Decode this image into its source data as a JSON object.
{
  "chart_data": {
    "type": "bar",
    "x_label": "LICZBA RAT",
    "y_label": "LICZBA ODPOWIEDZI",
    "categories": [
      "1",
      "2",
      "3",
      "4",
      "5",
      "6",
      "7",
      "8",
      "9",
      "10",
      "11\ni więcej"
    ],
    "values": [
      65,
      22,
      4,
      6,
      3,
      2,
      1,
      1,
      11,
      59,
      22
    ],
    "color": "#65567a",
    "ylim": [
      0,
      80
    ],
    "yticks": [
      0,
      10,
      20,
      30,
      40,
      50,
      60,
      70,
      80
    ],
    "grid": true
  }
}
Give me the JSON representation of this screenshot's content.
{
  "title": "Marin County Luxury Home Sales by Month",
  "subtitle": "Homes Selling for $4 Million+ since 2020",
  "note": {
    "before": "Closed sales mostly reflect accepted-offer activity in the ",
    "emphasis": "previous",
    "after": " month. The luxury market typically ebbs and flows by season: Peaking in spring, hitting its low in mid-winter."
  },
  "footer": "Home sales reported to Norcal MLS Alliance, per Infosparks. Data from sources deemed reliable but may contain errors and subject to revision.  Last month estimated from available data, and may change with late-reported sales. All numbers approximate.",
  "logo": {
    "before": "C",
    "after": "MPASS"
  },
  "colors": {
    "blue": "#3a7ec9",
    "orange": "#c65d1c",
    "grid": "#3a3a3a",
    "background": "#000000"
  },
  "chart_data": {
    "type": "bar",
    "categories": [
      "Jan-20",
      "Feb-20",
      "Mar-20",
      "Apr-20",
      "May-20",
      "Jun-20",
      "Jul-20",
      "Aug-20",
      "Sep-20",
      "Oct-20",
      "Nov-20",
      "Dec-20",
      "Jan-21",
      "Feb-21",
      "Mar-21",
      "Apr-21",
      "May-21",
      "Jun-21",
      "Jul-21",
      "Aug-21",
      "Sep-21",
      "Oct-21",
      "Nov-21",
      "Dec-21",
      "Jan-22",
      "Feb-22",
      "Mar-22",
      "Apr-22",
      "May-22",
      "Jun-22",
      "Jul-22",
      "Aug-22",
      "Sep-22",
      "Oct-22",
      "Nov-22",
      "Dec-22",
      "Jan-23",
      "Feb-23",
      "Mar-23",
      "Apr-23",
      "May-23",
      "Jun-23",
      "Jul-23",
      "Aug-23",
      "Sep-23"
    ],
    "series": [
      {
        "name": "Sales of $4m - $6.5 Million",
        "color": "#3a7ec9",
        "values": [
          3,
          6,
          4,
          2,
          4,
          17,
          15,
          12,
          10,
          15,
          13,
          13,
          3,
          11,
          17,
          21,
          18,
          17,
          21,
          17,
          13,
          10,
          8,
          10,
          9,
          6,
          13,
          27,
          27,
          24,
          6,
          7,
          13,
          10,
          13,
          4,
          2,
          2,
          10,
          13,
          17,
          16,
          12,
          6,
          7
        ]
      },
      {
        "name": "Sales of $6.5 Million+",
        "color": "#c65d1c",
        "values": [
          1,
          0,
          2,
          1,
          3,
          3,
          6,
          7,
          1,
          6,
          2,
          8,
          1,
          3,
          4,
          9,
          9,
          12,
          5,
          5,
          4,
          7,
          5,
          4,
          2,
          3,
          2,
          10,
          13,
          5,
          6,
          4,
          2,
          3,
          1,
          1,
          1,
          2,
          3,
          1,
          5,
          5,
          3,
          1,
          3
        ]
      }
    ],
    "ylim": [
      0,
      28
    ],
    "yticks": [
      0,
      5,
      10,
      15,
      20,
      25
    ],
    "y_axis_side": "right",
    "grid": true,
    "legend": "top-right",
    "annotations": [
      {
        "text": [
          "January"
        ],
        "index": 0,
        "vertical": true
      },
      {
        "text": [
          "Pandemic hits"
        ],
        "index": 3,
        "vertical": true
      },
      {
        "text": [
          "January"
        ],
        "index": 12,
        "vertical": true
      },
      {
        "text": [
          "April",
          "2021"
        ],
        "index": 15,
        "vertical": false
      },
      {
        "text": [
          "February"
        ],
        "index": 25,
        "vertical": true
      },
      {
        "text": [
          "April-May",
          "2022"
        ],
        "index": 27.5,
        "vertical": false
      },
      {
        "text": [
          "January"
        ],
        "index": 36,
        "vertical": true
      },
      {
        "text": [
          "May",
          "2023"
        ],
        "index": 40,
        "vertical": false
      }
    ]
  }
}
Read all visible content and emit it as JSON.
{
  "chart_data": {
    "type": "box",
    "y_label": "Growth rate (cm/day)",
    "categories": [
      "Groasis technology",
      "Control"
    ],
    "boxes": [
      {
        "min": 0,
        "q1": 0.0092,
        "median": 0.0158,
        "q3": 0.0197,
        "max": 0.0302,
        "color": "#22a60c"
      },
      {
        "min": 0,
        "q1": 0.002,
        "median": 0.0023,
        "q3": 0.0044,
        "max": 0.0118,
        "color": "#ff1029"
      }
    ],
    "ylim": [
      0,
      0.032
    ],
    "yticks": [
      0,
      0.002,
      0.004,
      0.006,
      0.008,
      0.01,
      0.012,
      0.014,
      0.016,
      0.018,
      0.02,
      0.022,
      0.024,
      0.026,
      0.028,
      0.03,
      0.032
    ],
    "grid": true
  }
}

- - - - - - -

**Problem details**
Exactly and only the lines from the line containing "Read all visible content and emit it as JSON." through the last line of the entries should be copied, both ends included.

**Task answer**
Read all visible content and emit it as JSON.
{
  "chart_data": {
    "type": "box",
    "y_label": "Growth rate (cm/day)",
    "categories": [
      "Groasis technology",
      "Control"
    ],
    "boxes": [
      {
        "min": 0,
        "q1": 0.0092,
        "median": 0.0158,
        "q3": 0.0197,
        "max": 0.0302,
        "color": "#22a60c"
      },
      {
        "min": 0,
        "q1": 0.002,
        "median": 0.0023,
        "q3": 0.0044,
        "max": 0.0118,
        "color": "#ff1029"
      }
    ],
    "ylim": [
      0,
      0.032
    ],
    "yticks": [
      0,
      0.002,
      0.004,
      0.006,
      0.008,
      0.01,
      0.012,
      0.014,
      0.016,
      0.018,
      0.02,
      0.022,
      0.024,
      0.026,
      0.028,
      0.03,
      0.032
    ],
    "grid": true
  }
}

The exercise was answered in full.